◆ **TASK OBJECTIVE**
Take the records underneath and set them down exactly.

** START SOURCE MATERIAL **

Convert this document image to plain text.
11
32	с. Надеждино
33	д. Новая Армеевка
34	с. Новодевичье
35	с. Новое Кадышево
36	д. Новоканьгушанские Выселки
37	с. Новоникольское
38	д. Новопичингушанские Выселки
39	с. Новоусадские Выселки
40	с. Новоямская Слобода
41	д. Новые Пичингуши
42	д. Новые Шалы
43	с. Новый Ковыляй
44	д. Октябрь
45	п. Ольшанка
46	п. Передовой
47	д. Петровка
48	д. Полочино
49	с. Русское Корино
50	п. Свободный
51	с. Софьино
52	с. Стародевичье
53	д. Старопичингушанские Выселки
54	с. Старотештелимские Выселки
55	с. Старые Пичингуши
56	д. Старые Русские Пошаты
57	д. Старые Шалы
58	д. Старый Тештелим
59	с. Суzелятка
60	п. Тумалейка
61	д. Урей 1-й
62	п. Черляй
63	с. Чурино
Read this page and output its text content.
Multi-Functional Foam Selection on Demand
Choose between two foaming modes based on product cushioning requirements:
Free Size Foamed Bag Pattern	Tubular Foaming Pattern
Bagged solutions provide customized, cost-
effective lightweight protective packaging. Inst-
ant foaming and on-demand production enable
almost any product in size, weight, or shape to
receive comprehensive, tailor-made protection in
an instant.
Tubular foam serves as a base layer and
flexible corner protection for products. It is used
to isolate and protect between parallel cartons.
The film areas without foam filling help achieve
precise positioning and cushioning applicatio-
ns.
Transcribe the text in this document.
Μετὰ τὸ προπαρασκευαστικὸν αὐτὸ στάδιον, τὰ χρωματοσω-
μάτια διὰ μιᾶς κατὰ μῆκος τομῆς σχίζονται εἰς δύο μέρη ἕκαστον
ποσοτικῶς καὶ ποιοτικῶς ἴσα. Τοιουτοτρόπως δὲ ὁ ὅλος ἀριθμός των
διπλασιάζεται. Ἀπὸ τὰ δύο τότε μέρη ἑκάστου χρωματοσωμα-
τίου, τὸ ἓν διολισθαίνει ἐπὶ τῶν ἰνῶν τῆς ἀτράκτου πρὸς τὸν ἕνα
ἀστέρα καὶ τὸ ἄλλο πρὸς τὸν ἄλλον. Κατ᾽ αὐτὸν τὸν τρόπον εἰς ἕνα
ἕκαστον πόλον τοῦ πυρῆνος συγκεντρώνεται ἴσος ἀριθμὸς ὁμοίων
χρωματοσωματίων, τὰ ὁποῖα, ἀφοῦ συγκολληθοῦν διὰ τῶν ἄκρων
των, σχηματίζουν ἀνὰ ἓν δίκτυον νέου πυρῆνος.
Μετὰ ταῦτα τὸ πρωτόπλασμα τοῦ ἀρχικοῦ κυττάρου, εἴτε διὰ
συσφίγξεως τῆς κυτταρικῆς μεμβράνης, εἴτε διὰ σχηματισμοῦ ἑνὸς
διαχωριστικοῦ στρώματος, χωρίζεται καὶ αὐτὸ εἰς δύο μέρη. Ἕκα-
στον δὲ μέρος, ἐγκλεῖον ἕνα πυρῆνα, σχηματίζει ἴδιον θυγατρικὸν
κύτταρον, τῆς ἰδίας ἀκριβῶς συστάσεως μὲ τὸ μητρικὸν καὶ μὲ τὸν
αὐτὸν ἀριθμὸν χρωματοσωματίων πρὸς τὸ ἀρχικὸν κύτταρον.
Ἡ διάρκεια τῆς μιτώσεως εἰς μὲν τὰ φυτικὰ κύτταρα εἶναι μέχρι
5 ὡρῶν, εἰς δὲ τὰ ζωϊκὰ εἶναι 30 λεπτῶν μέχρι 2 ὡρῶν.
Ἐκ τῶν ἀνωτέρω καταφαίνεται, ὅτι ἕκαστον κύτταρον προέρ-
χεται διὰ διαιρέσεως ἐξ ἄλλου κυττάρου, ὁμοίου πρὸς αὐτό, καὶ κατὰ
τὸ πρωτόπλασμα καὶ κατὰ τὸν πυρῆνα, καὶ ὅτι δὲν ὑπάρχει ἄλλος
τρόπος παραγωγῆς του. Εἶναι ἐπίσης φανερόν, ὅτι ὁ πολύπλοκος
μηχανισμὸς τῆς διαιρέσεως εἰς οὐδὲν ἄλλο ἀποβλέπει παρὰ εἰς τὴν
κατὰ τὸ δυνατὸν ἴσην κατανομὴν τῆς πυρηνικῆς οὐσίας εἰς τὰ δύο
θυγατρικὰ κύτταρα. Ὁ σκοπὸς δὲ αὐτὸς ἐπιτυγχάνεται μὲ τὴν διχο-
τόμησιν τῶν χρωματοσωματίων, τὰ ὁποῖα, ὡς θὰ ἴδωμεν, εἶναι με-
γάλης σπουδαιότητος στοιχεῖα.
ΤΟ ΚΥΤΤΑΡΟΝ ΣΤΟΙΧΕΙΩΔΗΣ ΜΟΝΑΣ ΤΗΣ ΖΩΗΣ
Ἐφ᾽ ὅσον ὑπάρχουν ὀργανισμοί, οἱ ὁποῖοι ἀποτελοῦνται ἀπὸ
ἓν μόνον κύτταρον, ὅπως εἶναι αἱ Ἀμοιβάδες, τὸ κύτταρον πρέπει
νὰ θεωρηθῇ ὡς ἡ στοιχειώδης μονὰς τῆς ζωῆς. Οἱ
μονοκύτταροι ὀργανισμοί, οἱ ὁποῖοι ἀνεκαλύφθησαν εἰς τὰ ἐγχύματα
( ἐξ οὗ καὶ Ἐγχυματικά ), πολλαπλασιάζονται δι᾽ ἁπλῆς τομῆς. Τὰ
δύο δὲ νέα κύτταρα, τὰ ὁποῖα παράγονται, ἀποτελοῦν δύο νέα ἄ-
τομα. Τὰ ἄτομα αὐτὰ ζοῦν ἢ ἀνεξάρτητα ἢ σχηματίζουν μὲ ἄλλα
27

** END SOURCE MATERIAL **

◆ **SOLVED PROBLEM**
Convert this document image to plain text.
11
32	с. Надеждино
33	д. Новая Армеевка
34	с. Новодевичье
35	с. Новое Кадышево
36	д. Новоканьгушанские Выселки
37	с. Новоникольское
38	д. Новопичингушанские Выселки
39	с. Новоусадские Выселки
40	с. Новоямская Слобода
41	д. Новые Пичингуши
42	д. Новые Шалы
43	с. Новый Ковыляй
44	д. Октябрь
45	п. Ольшанка
46	п. Передовой
47	д. Петровка
48	д. Полочино
49	с. Русское Корино
50	п. Свободный
51	с. Софьино
52	с. Стародевичье
53	д. Старопичингушанские Выселки
54	с. Старотештелимские Выселки
55	с. Старые Пичингуши
56	д. Старые Русские Пошаты
57	д. Старые Шалы
58	д. Старый Тештелим
59	с. Суzелятка
60	п. Тумалейка
61	д. Урей 1-й
62	п. Черляй
63	с. Чурино
Read this page and output its text content.
Multi-Functional Foam Selection on Demand
Choose between two foaming modes based on product cushioning requirements:
Free Size Foamed Bag Pattern	Tubular Foaming Pattern
Bagged solutions provide customized, cost-
effective lightweight protective packaging. Inst-
ant foaming and on-demand production enable
almost any product in size, weight, or shape to
receive comprehensive, tailor-made protection in
an instant.
Tubular foam serves as a base layer and
flexible corner protection for products. It is used
to isolate and protect between parallel cartons.
The film areas without foam filling help achieve
precise positioning and cushioning applicatio-
ns.
Transcribe the text in this document.
Μετὰ τὸ προπαρασκευαστικὸν αὐτὸ στάδιον, τὰ χρωματοσω-
μάτια διὰ μιᾶς κατὰ μῆκος τομῆς σχίζονται εἰς δύο μέρη ἕκαστον
ποσοτικῶς καὶ ποιοτικῶς ἴσα. Τοιουτοτρόπως δὲ ὁ ὅλος ἀριθμός των
διπλασιάζεται. Ἀπὸ τὰ δύο τότε μέρη ἑκάστου χρωματοσωμα-
τίου, τὸ ἓν διολισθαίνει ἐπὶ τῶν ἰνῶν τῆς ἀτράκτου πρὸς τὸν ἕνα
ἀστέρα καὶ τὸ ἄλλο πρὸς τὸν ἄλλον. Κατ᾽ αὐτὸν τὸν τρόπον εἰς ἕνα
ἕκαστον πόλον τοῦ πυρῆνος συγκεντρώνεται ἴσος ἀριθμὸς ὁμοίων
χρωματοσωματίων, τὰ ὁποῖα, ἀφοῦ συγκολληθοῦν διὰ τῶν ἄκρων
των, σχηματίζουν ἀνὰ ἓν δίκτυον νέου πυρῆνος.
Μετὰ ταῦτα τὸ πρωτόπλασμα τοῦ ἀρχικοῦ κυττάρου, εἴτε διὰ
συσφίγξεως τῆς κυτταρικῆς μεμβράνης, εἴτε διὰ σχηματισμοῦ ἑνὸς
διαχωριστικοῦ στρώματος, χωρίζεται καὶ αὐτὸ εἰς δύο μέρη. Ἕκα-
στον δὲ μέρος, ἐγκλεῖον ἕνα πυρῆνα, σχηματίζει ἴδιον θυγατρικὸν
κύτταρον, τῆς ἰδίας ἀκριβῶς συστάσεως μὲ τὸ μητρικὸν καὶ μὲ τὸν
αὐτὸν ἀριθμὸν χρωματοσωματίων πρὸς τὸ ἀρχικὸν κύτταρον.
Ἡ διάρκεια τῆς μιτώσεως εἰς μὲν τὰ φυτικὰ κύτταρα εἶναι μέχρι
5 ὡρῶν, εἰς δὲ τὰ ζωϊκὰ εἶναι 30 λεπτῶν μέχρι 2 ὡρῶν.
Ἐκ τῶν ἀνωτέρω καταφαίνεται, ὅτι ἕκαστον κύτταρον προέρ-
χεται διὰ διαιρέσεως ἐξ ἄλλου κυττάρου, ὁμοίου πρὸς αὐτό, καὶ κατὰ
τὸ πρωτόπλασμα καὶ κατὰ τὸν πυρῆνα, καὶ ὅτι δὲν ὑπάρχει ἄλλος
τρόπος παραγωγῆς του. Εἶναι ἐπίσης φανερόν, ὅτι ὁ πολύπλοκος
μηχανισμὸς τῆς διαιρέσεως εἰς οὐδὲν ἄλλο ἀποβλέπει παρὰ εἰς τὴν
κατὰ τὸ δυνατὸν ἴσην κατανομὴν τῆς πυρηνικῆς οὐσίας εἰς τὰ δύο
θυγατρικὰ κύτταρα. Ὁ σκοπὸς δὲ αὐτὸς ἐπιτυγχάνεται μὲ τὴν διχο-
τόμησιν τῶν χρωματοσωματίων, τὰ ὁποῖα, ὡς θὰ ἴδωμεν, εἶναι με-
γάλης σπουδαιότητος στοιχεῖα.
ΤΟ ΚΥΤΤΑΡΟΝ ΣΤΟΙΧΕΙΩΔΗΣ ΜΟΝΑΣ ΤΗΣ ΖΩΗΣ
Ἐφ᾽ ὅσον ὑπάρχουν ὀργανισμοί, οἱ ὁποῖοι ἀποτελοῦνται ἀπὸ
ἓν μόνον κύτταρον, ὅπως εἶναι αἱ Ἀμοιβάδες, τὸ κύτταρον πρέπει
νὰ θεωρηθῇ ὡς ἡ στοιχειώδης μονὰς τῆς ζωῆς. Οἱ
μονοκύτταροι ὀργανισμοί, οἱ ὁποῖοι ἀνεκαλύφθησαν εἰς τὰ ἐγχύματα
( ἐξ οὗ καὶ Ἐγχυματικά ), πολλαπλασιάζονται δι᾽ ἁπλῆς τομῆς. Τὰ
δύο δὲ νέα κύτταρα, τὰ ὁποῖα παράγονται, ἀποτελοῦν δύο νέα ἄ-
τομα. Τὰ ἄτομα αὐτὰ ζοῦν ἢ ἀνεξάρτητα ἢ σχηματίζουν μὲ ἄλλα
27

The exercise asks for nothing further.